ACSLLexer.h

/**************************************************************************/
/*                                                                        */
/*  This file is part of Frama-Clang                                      */
/*                                                                        */
/*  Copyright (C) 2012-2022                                               */
/*    CEA (Commissariat à l'énergie atomique et aux énergies              */
/*         alternatives)                                                  */
/*                                                                        */
/*  you can redistribute it and/or modify it under the terms of the GNU   */
/*  Lesser General Public License as published by the Free Software       */
/*  Foundation, version 2.1.                                              */
/*                                                                        */
/*  It is distributed in the hope that it will be useful,                 */
/*  but WITHOUT ANY WARRANTY; without even the implied warranty of        */
/*  MERCHANTABILITY or FITNESS FOR A PARTICULAR PURPOSE.  See the         */
/*  GNU Lesser General Public License for more details.                   */
/*                                                                        */
/*  See the GNU Lesser General Public License version 2.1                 */
/*  for more details (enclosed in the file LICENSE).                      */
/*                                                                        */
/**************************************************************************/

//
// Description:
//   Definition of the ACSL++ lexer.
//

#ifndef ACSL_LexerH
#define ACSL_LexerH

#include <list>
#include "DescentParse.h"
#include "ACSLToken.h"

extern "C" {

#include "intermediate_format.h"

}

#include "Clang_utils.h"
#include "clang/AST/DeclCXX.h"
#include "clang/Lex/Token.h"

/** @file */

namespace clang {

class ASTContext;
class DeclContext;
class Sema;
class Scope;
class MacroArgs;
class Token;
class MacroInfo;

} // end of namespace clang


/** @file */

namespace Acsl {

/*! @class Lexer
 *  @brief Builds a token Token from a string buffer.
 *
 *  The main method of the class Lexer is readToken. It reads characters from
 *    the input string buffer and then it returns the token that has been read.
 *    readToken returns either RRHasToken, in which case lexer.queryToken()
 *    returns the token, or RRFinished, in which case the input has been completely lexed.

▶ _Instruction A_
Answer these questions using the ACSL++ lexer header:
(i) Which license version does the header name for redistribution?
(ii) According to the "Description" comment, what does the file define?
(iii) Which method is the main method of the class Lexer?
▶ _Instruction B_
Carry the ACSL++ lexer header forward from its last line, completing the comment on the class Lexer and beginning the class declaration.
The data after the ACSL++ lexer header play no part in this work.

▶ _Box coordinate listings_
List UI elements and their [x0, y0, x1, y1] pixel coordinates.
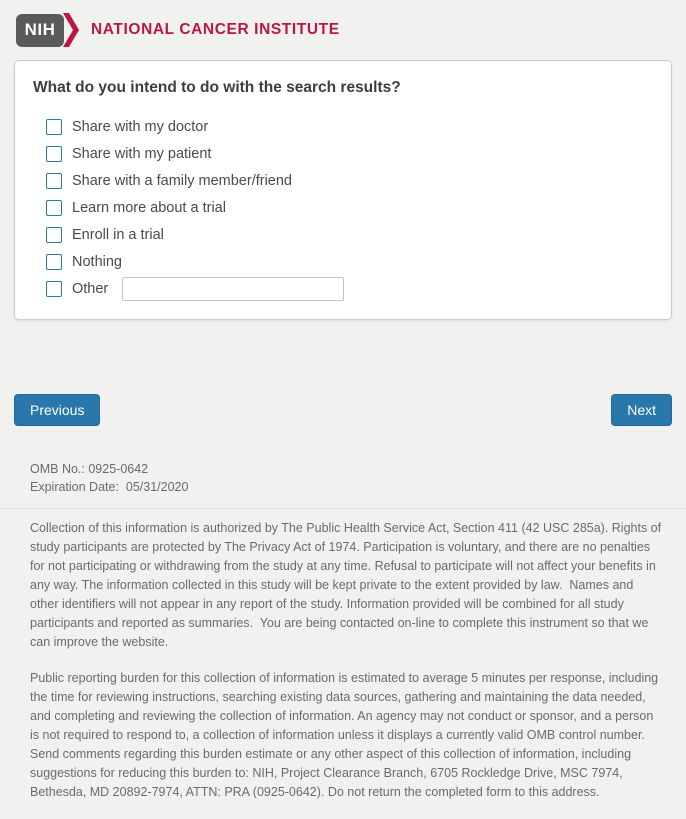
page-footer — [0, 460, 686, 802]
nih-chevron-icon — [62, 13, 79, 47]
option-checkbox[interactable] — [46, 227, 62, 243]
next-button[interactable]: Next — [611, 394, 672, 426]
option-row — [46, 194, 653, 221]
omb-block — [0, 460, 686, 496]
option-label[interactable]: Share with my doctor — [72, 118, 209, 135]
expiration-date: Expiration Date: 05/31/2020 — [30, 480, 189, 494]
option-label[interactable]: Other — [72, 280, 109, 297]
option-row — [46, 248, 653, 275]
page-header — [0, 0, 686, 46]
option-checkbox[interactable] — [46, 200, 62, 216]
options-list — [33, 113, 653, 302]
option-row — [46, 167, 653, 194]
burden-paragraph: Public reporting burden for this collection of information is estimated to average 5 minutes per response, including the time for reviewing instructions, searching existing data sources, gathering and maintaining the data needed, and completing and reviewing the collection of information. An agency may not conduct or sponsor, and a person is not required to respond to, a collection of information unless it displays a currently valid OMB control number. Send comments regarding this burden estimate or any other aspect of this collection of information, including suggestions for reducing this burden to: NIH, Project Clearance Branch, 6705 Rockledge Drive, MSC 7974, Bethesda, MD 20892-7974, ATTN: PRA (0925-0642). Do not return the completed form to this address. — [30, 671, 662, 799]
option-row — [46, 221, 653, 248]
other-input[interactable] — [122, 277, 344, 301]
option-label[interactable]: Share with my patient — [72, 145, 212, 162]
option-row — [46, 275, 653, 302]
option-row — [46, 113, 653, 140]
authorization-paragraph: Collection of this information is authorized by The Public Health Service Act, Section 411 (42 USC 285a). Rights of study participants are protected by The Privacy Act of 1974. Participation is voluntary, and there are no penalties for not participating or withdrawing from the study at any time. Refusal to participate will not affect your benefits in any way. The information collected in this study will be kept private to the extent provided by law. Names and other identifiers will not appear in any report of the study. Information provided will be combined for all study participants and reported as summaries. You are being contacted on-line to complete this instrument so that we can improve the website. — [30, 521, 665, 649]
option-checkbox[interactable] — [46, 254, 62, 270]
option-label[interactable]: Share with a family member/friend — [72, 172, 292, 189]
option-checkbox[interactable] — [46, 173, 62, 189]
question-title: What do you intend to do with the search results? — [33, 79, 401, 96]
institute-name: NATIONAL CANCER INSTITUTE — [91, 21, 340, 38]
nih-logo-mark: NIH — [16, 14, 64, 47]
option-checkbox[interactable] — [46, 146, 62, 162]
nci-logo[interactable] — [16, 13, 686, 47]
omb-number: OMB No.: 0925-0642 — [30, 462, 149, 476]
question-card — [14, 60, 672, 320]
option-checkbox[interactable] — [46, 281, 62, 297]
option-label[interactable]: Enroll in a trial — [72, 226, 164, 243]
option-label[interactable]: Learn more about a trial — [72, 199, 226, 216]
option-row — [46, 140, 653, 167]
option-label[interactable]: Nothing — [72, 253, 122, 270]
navigation-row — [14, 394, 672, 426]
previous-button[interactable]: Previous — [14, 394, 100, 426]
option-checkbox[interactable] — [46, 119, 62, 135]
footer-divider — [0, 508, 686, 509]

▶ _Expected answer A_
(i) The GNU Lesser General Public License, version 2.1.
(ii) The ACSL++ lexer.
(iii) readToken.

▶ _Expected answer B_
 *    \n \n
 *    The lexer is setup by first calling the constructor, and then calling setBuffer to
 *    set the input. setBuffer can be called repeatedly; each call to setBuffer will
 *    reset the internal state of the lexer.
 *    \n\n
 *    If queryToken() reveals the token to
 *    be a first kind enum token, then a simple static_cast conversion
 *    gives an access to what it is. If queryToken() reveals to be a second kind
 *    elaborate token the method getContentToken gives a read access to its
 *    content. \n \n
 *
 *    The lexer uses one of two methods to lex the input. The frist method is to
 *    delegate the lexing to clang. In this case the input buffer is completely
 *    lexed into a series of clang tokens, which are then converted to ACSL tokens
 *    as they are requested by calls to readToken(). Note that a single clang token
 *    is sometimes multiple ACSL tokens and sometimes multiple clang tokens
 *    constitute a single ACSL token. By using clang, we delegate all of the
 *    preprocessing macro substitution logic to clang.
 *    \n\n
 *    The second lexing method is to lex the input directly with methods in this class.
 *    This method is used to perform a first pass through the input to check for
 *    preprocessing directives that are not permitted in ACSL. This method is also
 *    incompletely implemented, in that it does not implemente all preprocessing directives
 *    (e.g. evaluating #if directives) and does not closely implement the details of
 *    macro substition, digraphs, trigraphs, backslash-newlines and likely other details.
 */
class Lexer : public Parser::Base {
public:
  /*! @class Error
   *  @brief Defines a lexing error to be reported into a Acsl::ErrorMessage.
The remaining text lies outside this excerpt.